Gather all lines in the entries that include the word "more".

··· The records

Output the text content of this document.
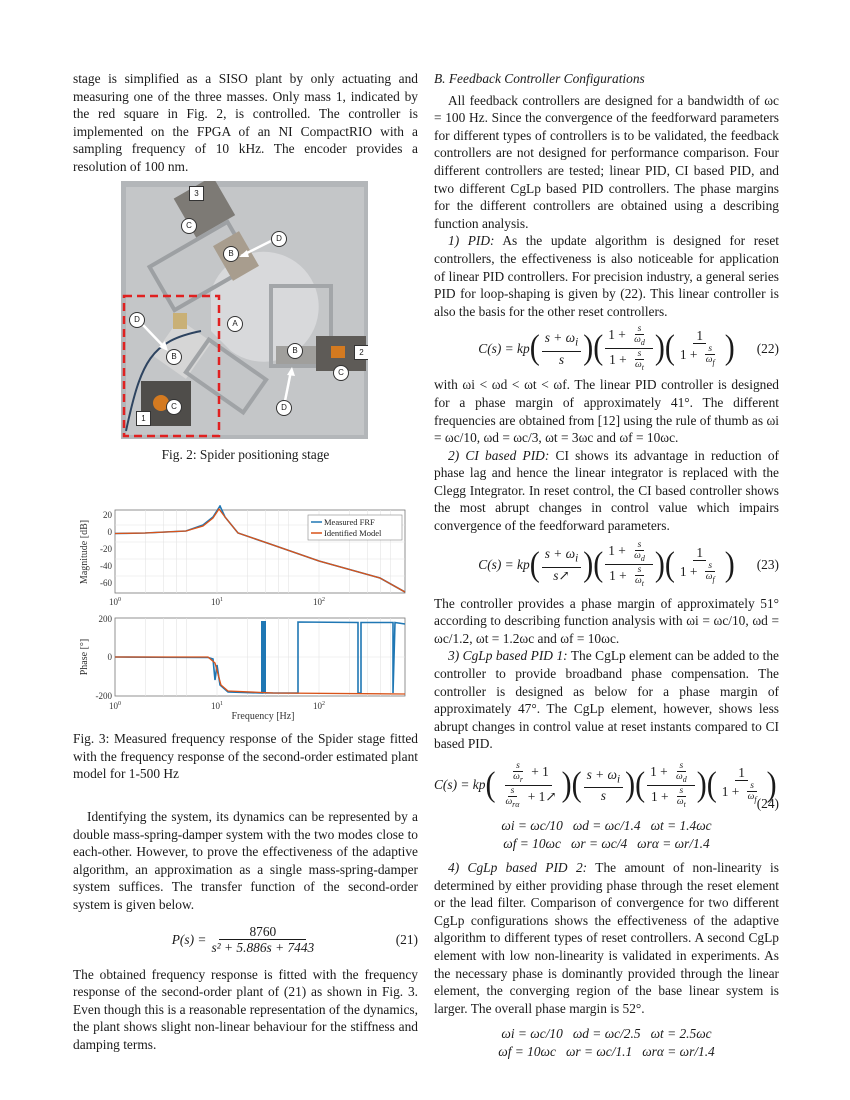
stage is simplified as a SISO plant by only actuating and measuring one of the three masses. Only mass 1, indicated by the red square in Fig. 2, is controlled. The controller is implemented on the FPGA of an NI CompactRIO with a sampling frequency of 10 kHz. The encoder provides a resolution of 100 nm.

3
C
D
B
D	A
B
B	2
C
C	D
1
Fig. 2: Spider positioning stage
20
0
-20
-40
-60
Magnitude [dB]
$10^0$	$10^1$	$10^2$
Measured FRF
Identified Model
200
0
-200
Phase [°]
$10^0$	$10^1$	$10^2$
Frequency [Hz]

Fig. 3: Measured frequency response of the Spider stage fitted with the frequency response of the second-order estimated plant model for 1-500 Hz

Identifying the system, its dynamics can be represented by a double mass-spring-damper system with the two modes close to each-other. However, to prove the effectiveness of the adaptive algorithm, an approximation as a single mass-spring-damper system suffices. The transfer function of the second-order system is given below.

$P(s) = \frac{8760}{\text{s² + 5.886s + 7443}}$	(21)

The obtained frequency response is fitted with the frequency response of the second-order plant of (21) as shown in Fig. 3. Even though this is a reasonable representation of the dynamics, the plant shows slight non-linear behaviour for the stiffness and damping terms.

B. Feedback Controller Configurations

All feedback controllers are designed for a bandwidth of ωc = 100 Hz. Since the convergence of the feedforward parameters for different types of controllers is to be validated, the feedback controllers are not designed for performance comparison. Four different controllers are tested; linear PID, CI based PID, and two different CgLp based PID controllers. The phase margins for the different controllers are obtained using a describing function analysis.

1) PID: As the update algorithm is designed for reset controllers, the effectiveness is also noticeable for application of linear PID controllers. For precision industry, a general series PID for loop-shaping is given by (22). This linear controller is also the basis for the other reset controllers.

C(s) = kp ( $\frac{s + \omega_i}{s}$ ) ( $\frac{1 + \frac{s}{\omega_d}}{1 + \frac{s}{\omega_t}}$ ) ( $\frac{1}{1 + \frac{s}{\omega_f}}$ ) (22)

with ωi < ωd < ωt < ωf. The linear PID controller is designed for a phase margin of approximately 41°. The different frequencies are obtained from [12] using the rule of thumb as ωi = ωc/10, ωd = ωc/3, ωt = 3ωc and ωf = 10ωc.

2) CI based PID: CI shows its advantage in reduction of phase lag and hence the linear integrator is replaced with the Clegg Integrator. In reset control, the CI based controller shows the most abrupt changes in control value which impairs convergence of the feedforward parameters.

C(s) = kp ( $\frac{s + \omega_i}{s↗}$ ) ( $\frac{1 + \frac{s}{\omega_d}}{1 + \frac{s}{\omega_t}}$ ) ( $\frac{1}{1 + \frac{s}{\omega_f}}$ ) (23)

The controller provides a phase margin of approximately 51° according to describing function analysis with ωi = ωc/10, ωd = ωc/1.2, ωt = 1.2ωc and ωf = 10ωc.

3) CgLp based PID 1: The CgLp element can be added to the controller to provide broadband phase compensation. The controller is designed as below for a phase margin of approximately 47°. The CgLp element, however, shows less abrupt changes in control value at reset instants compared to CI based PID.

C(s) = kp ( $\frac{\frac{s}{\omega_r} + 1}{\frac{s}{\omega_{r\alpha}} + 1↗}$ ) ( $\frac{s + \omega_i}{s}$ ) ( $\frac{1 + \frac{s}{\omega_d}}{1 + \frac{s}{\omega_t}}$ ) ( $\frac{1}{1 + \frac{s}{\omega_f}}$ )
(24)
ωi = ωc/10 ωd = ωc/1.4 ωt = 1.4ωc
ωf = 10ωc ωr = ωc/4 ωrα = ωr/1.4

4) CgLp based PID 2: The amount of non-linearity is determined by either providing phase through the reset element or the lead filter. Comparison of convergence for two different CgLp configurations shows the effectiveness of the adaptive algorithm to different types of reset controllers. A second CgLp element with low non-linearity is validated in experiments. As the necessary phase is dominantly provided through the linear element, the converging region of the base linear system is larger. The overall phase margin is 52°.

ωi = ωc/10 ωd = ωc/2.5 ωt = 2.5ωc
ωf = 10ωc ωr = ωc/1.1 ωrα = ωr/1.4
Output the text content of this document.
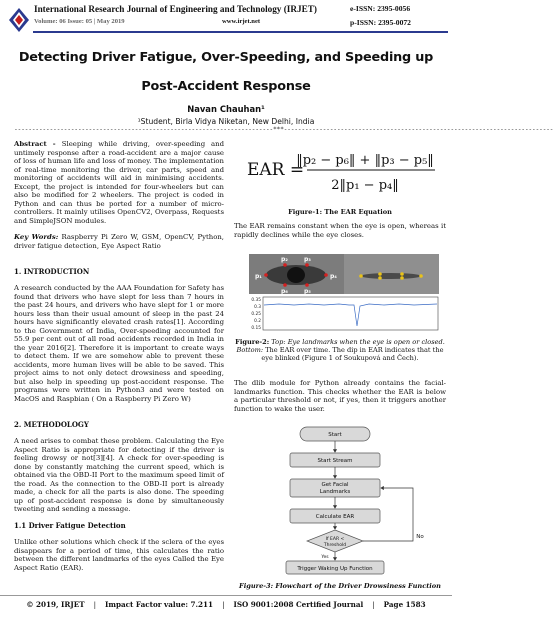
International Research Journal of Engineering and Technology (IRJET)	e-ISSN: 2395-0056
Volume: 06 Issue: 05 | May 2019	www.irjet.net	p-ISSN: 2395-0072
Detecting Driver Fatigue, Over-Speeding, and Speeding up
Post-Accident Response
Navan Chauhan¹
¹Student, Birla Vidya Niketan, New Delhi, India
-------------------------------------------------------------------------***----------------------------------------------------------------------------
Abstract - Sleeping while driving, over-speeding and untimely response after a road-accident are a major cause of loss of human life and loss of money. The implementation of real-time monitoring the driver, car parts, speed and monitoring of accidents will aid in minimising accidents. Except, the project is intended for four-wheelers but can also be modified for 2 wheelers. The project is coded in Python and can thus be ported for a number of micro-controllers. It mainly utilises OpenCV2, Overpass, Requests and SimpleJSON modules.
Key Words: Raspberry Pi Zero W, GSM, OpenCV, Python, driver fatigue detection, Eye Aspect Ratio
1. INTRODUCTION
A research conducted by the AAA Foundation for Safety has found that drivers who have slept for less than 7 hours in the past 24 hours, and drivers who have slept for 1 or more hours less than their usual amount of sleep in the past 24 hours have significantly elevated crash rates[1]. According to the Government of India, Over-speeding accounted for 55.9 per cent out of all road accidents recorded in India in the year 2016[2]. Therefore it is important to create ways to detect them. If we are somehow able to prevent these accidents, more human lives will be able to be saved. This project aims to not only detect drowsiness and speeding, but also help in speeding up post-accident response. The programs were written in Python3 and were tested on MacOS and Raspbian ( On a Raspberry Pi Zero W)
2. METHODOLOGY
A need arises to combat these problem. Calculating the Eye Aspect Ratio is appropriate for detecting if the driver is feeling drowsy or not[3][4]. A check for over-speeding is done by constantly matching the current speed, which is obtained via the OBD-II Port to the maximum speed limit of the road. As the connection to the OBD-II port is already made, a check for all the parts is also done. The speeding up of post-accident response is done by simultaneously tweeting and sending a message.
1.1 Driver Fatigue Detection
Unlike other solutions which check if the sclera of the eyes disappears for a period of time, this calculates the ratio between the different landmarks of the eyes Called the Eye Aspect Ratio (EAR).
EAR =
‖p₂ − p₆‖ + ‖p₃ − p₅‖
2‖p₁ − p₄‖
Figure-1: The EAR Equation
The EAR remains constant when the eye is open, whereas it rapidly declines while the eye closes.
p₂	p₃
p₁	p₄
p₆	p₅
0.35
0.3
0.25
0.2
0.15
Figure-2: Top: Eye landmarks when the eye is open or closed. Bottom: The EAR over time. The dip in EAR indicates that the eye blinked (Figure 1 of Soukupová and Čech).
The dlib module for Python already contains the facial-landmarks function. This checks whether the EAR is below a particular threshold or not, if yes, then it triggers another function to wake the user.
Start
Start Stream
Get Facial
Landmarks
Calculate EAR
If EAR <
Threshold
No
Yes
Trigger Waking Up Function
Figure-3: Flowchart of the Driver Drowsiness Function
© 2019, IRJET | Impact Factor value: 7.211 | ISO 9001:2008 Certified Journal | Page 1583
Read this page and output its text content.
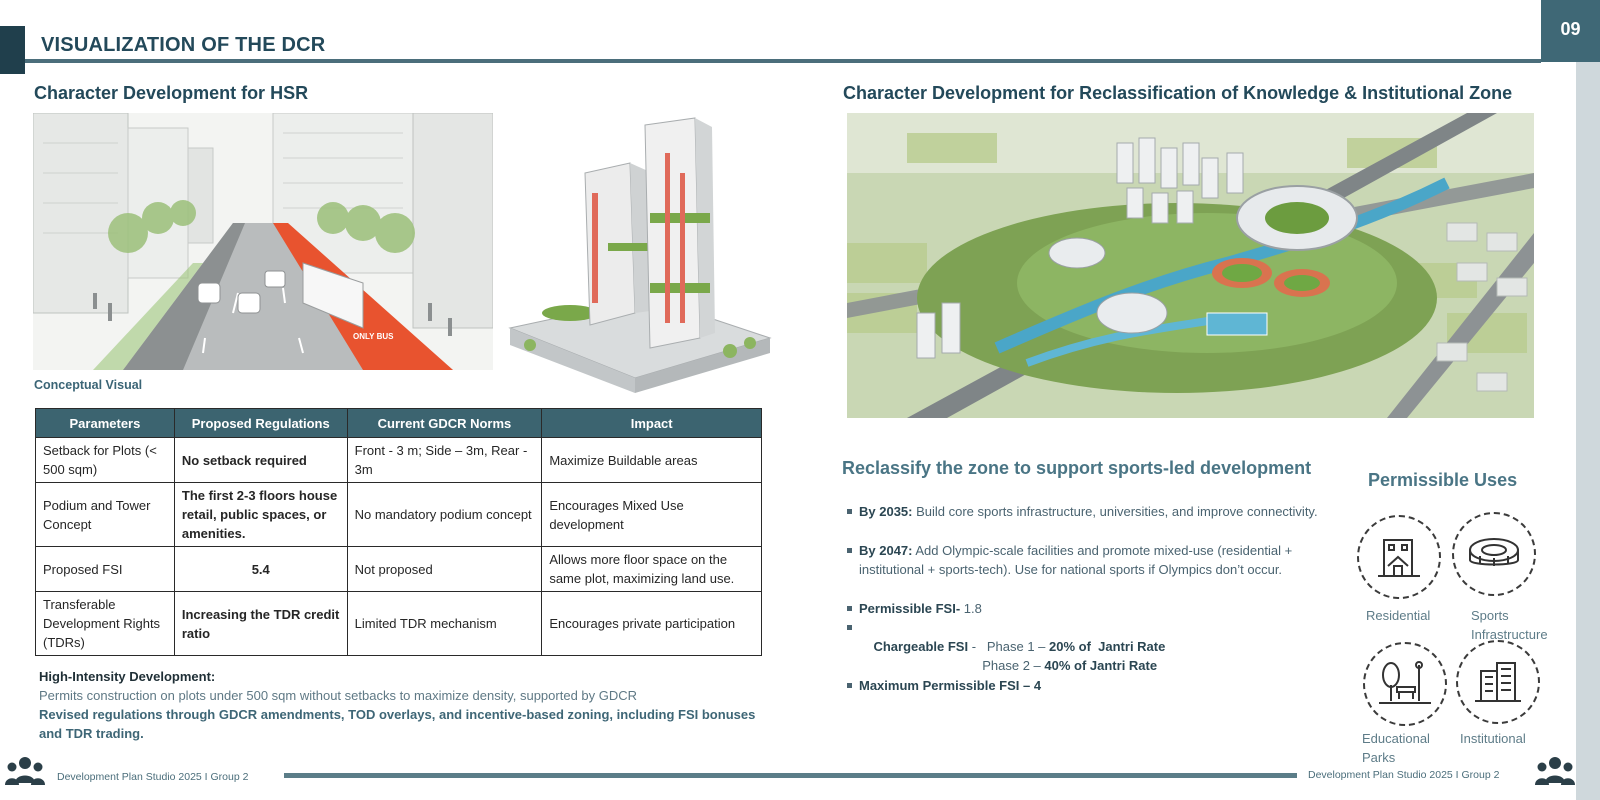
VISUALIZATION OF THE DCR
09
Character Development for HSR
ONLY BUS
Conceptual Visual
Parameters	Proposed Regulations	Current GDCR Norms	Impact
Setback for Plots (< 500 sqm)	No setback required	Front - 3 m; Side – 3m, Rear - 3m	Maximize Buildable areas
Podium and Tower Concept	The first 2-3 floors house retail, public spaces, or amenities.	No mandatory podium concept	Encourages Mixed Use development
Proposed FSI	5.4	Not proposed	Allows more floor space on the same plot, maximizing land use.
Transferable Development Rights (TDRs)	Increasing the TDR credit ratio	Limited TDR mechanism	Encourages private participation
High-Intensity Development:
Permits construction on plots under 500 sqm without setbacks to maximize density, supported by GDCR
Revised regulations through GDCR amendments, TOD overlays, and incentive-based zoning, including FSI bonuses and TDR trading.
Character Development for Reclassification of Knowledge & Institutional Zone
Reclassify the zone to support sports-led development
By 2035: Build core sports infrastructure, universities, and improve connectivity.
By 2047: Add Olympic-scale facilities and promote mixed-use (residential + institutional + sports-tech). Use for national sports if Olympics don’t occur.
Permissible FSI- 1.8

Chargeable FSI -   Phase 1 – 20% of  Jantri Rate

Phase 2 – 40% of Jantri Rate

Maximum Permissible FSI – 4
Permissible Uses
Residential	Sports Infrastructure
Educational Parks
Institutional
Development Plan Studio 2025 I Group 2	Development Plan Studio 2025 I Group 2
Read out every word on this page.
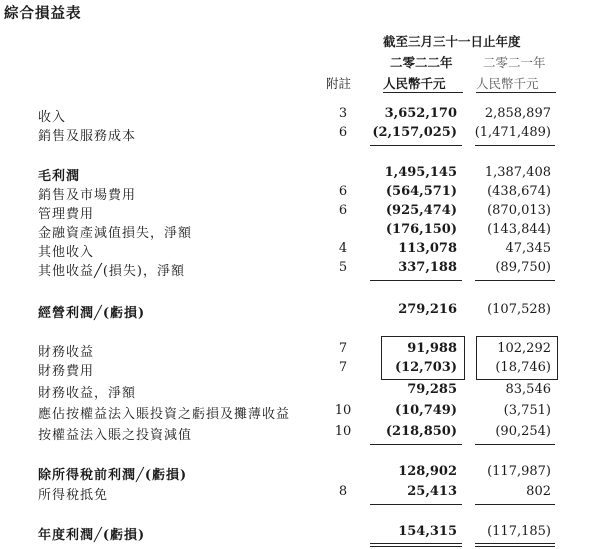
綜合損益表
截至三月三十一日止年度
二零二二年 二零二一年
附註	人民幣千元 人民幣千元
收入	3	3,652,170	2,858,897
銷售及服務成本	6	(2,157,025)	(1,471,489)
毛利潤	1,495,145	1,387,408
銷售及市場費用	6	(564,571)	(438,674)
管理費用	6	(925,474)	(870,013)
金融資產減值損失，淨額	(176,150)	(143,844)
其他收入	4	113,078	47,345
其他收益╱(損失)，淨額	5	337,188	(89,750)
經營利潤╱(虧損)	279,216	(107,528)
財務收益	7	91,988	102,292
財務費用	7	(12,703)	(18,746)
財務收益，淨額	79,285	83,546
應佔按權益法入賬投資之虧損及攤薄收益	10	(10,749)	(3,751)
按權益法入賬之投資減值	10	(218,850)	(90,254)
除所得稅前利潤╱(虧損)	128,902	(117,987)
所得稅抵免	8	25,413	802
年度利潤╱(虧損)	154,315	(117,185)
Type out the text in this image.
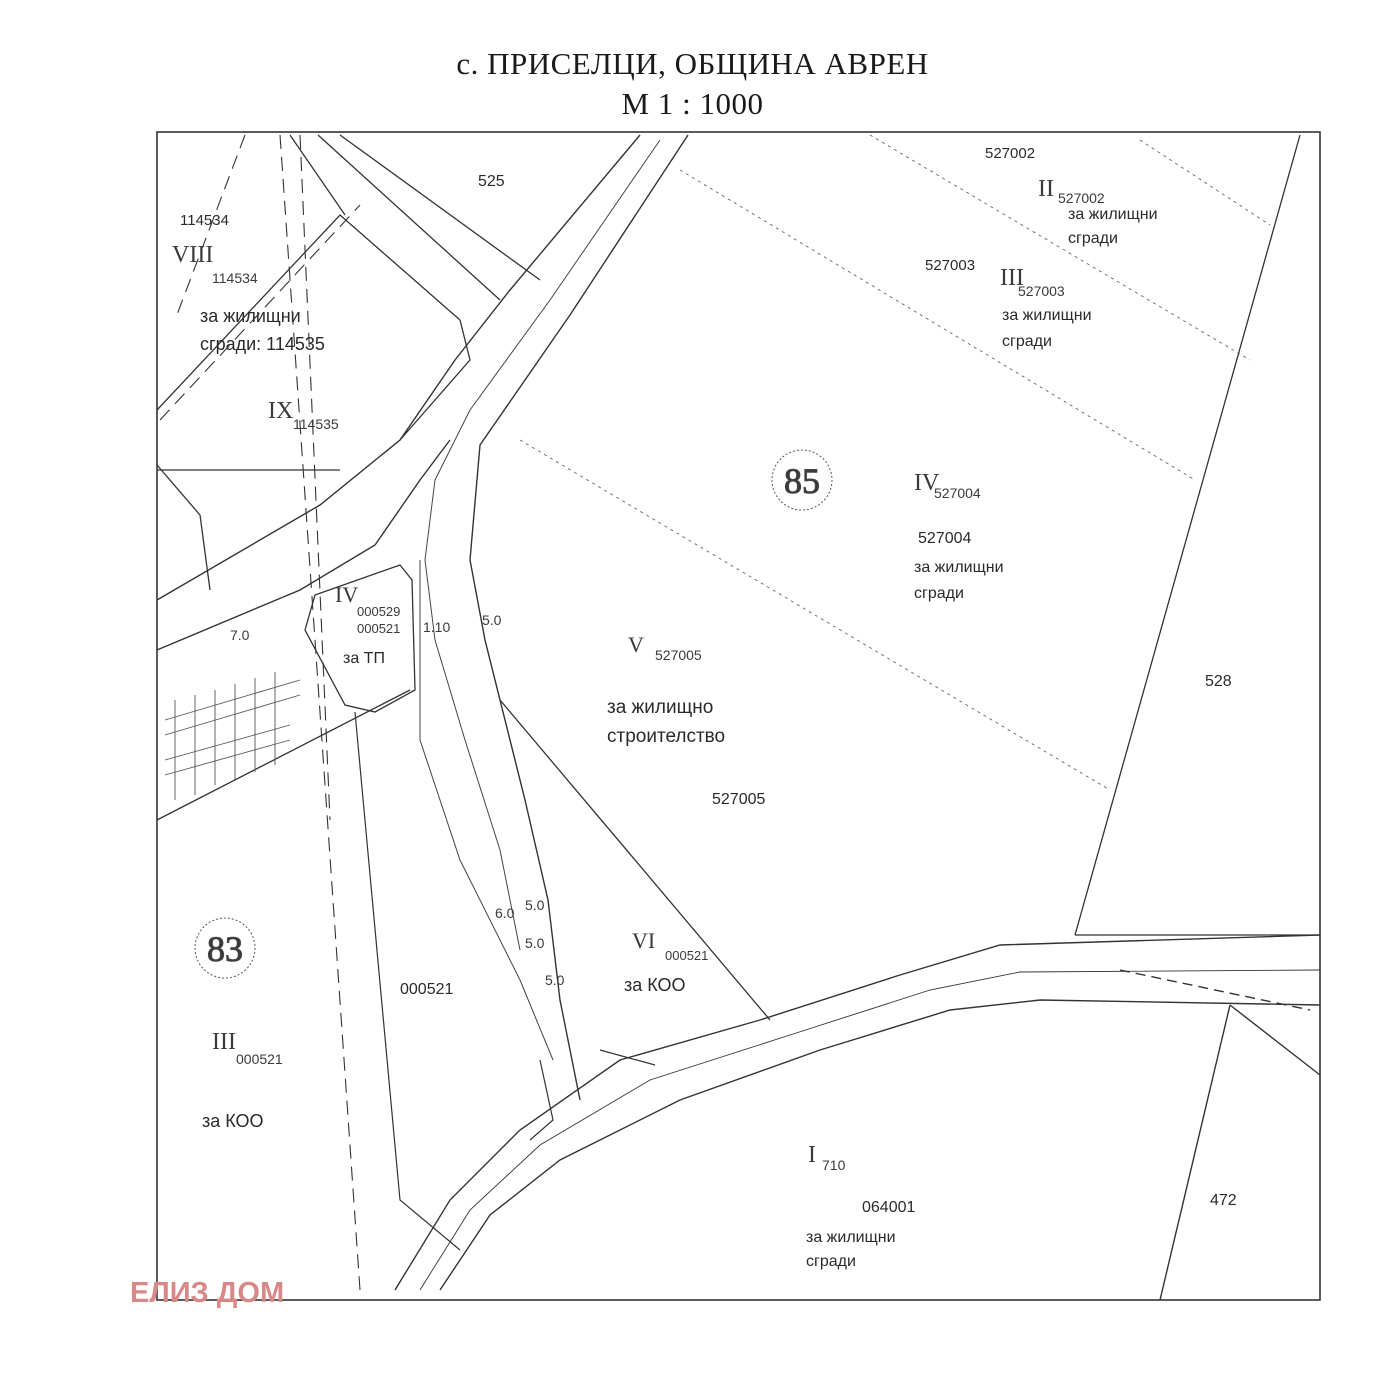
с. ПРИСЕЛЦИ, ОБЩИНА АВРЕН
М 1 : 1000
85
83
525
527002
II 527002
за жилищни
сгради
527003 III
527003
за жилищни
сгради
114534
VIII
114534
за жилищни
сгради: 114535
IX 114535
IV
527004
527004
за жилищни
сгради
V 527005
за жилищно
строителство
527005
528
IV
000529
000521
за ТП
VI
000521
за КОО
000521
III
000521
за КОО
I 710
064001
за жилищни
сгради
472
1.10 5.0
6.0 5.0
5.0
5.0
7.0
ЕЛИЗ ДОМ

······

**Answer:**
A research conducted by the AAA Foundation for Safety has found that drivers who have slept for less than 7 hours in the past 24 hours, and drivers who have slept for 1 or more hours less than their usual amount of sleep in the past 24 hours have significantly elevated crash rates[1]. According to the Government of India, Over-speeding accounted for 55.9 per cent out of all road accidents recorded in India in the year 2016[2]. Therefore it is important to create ways to detect them. If we are somehow able to prevent these accidents, more human lives will be able to be saved. This project aims to not only detect drowsiness and speeding, but also help in speeding up post-accident response. The programs were written in Python3 and were tested on MacOS and Raspbian ( On a Raspberry Pi Zero W)
Proposed FSI	5.4	Not proposed	Allows more floor space on the same plot, maximizing land use.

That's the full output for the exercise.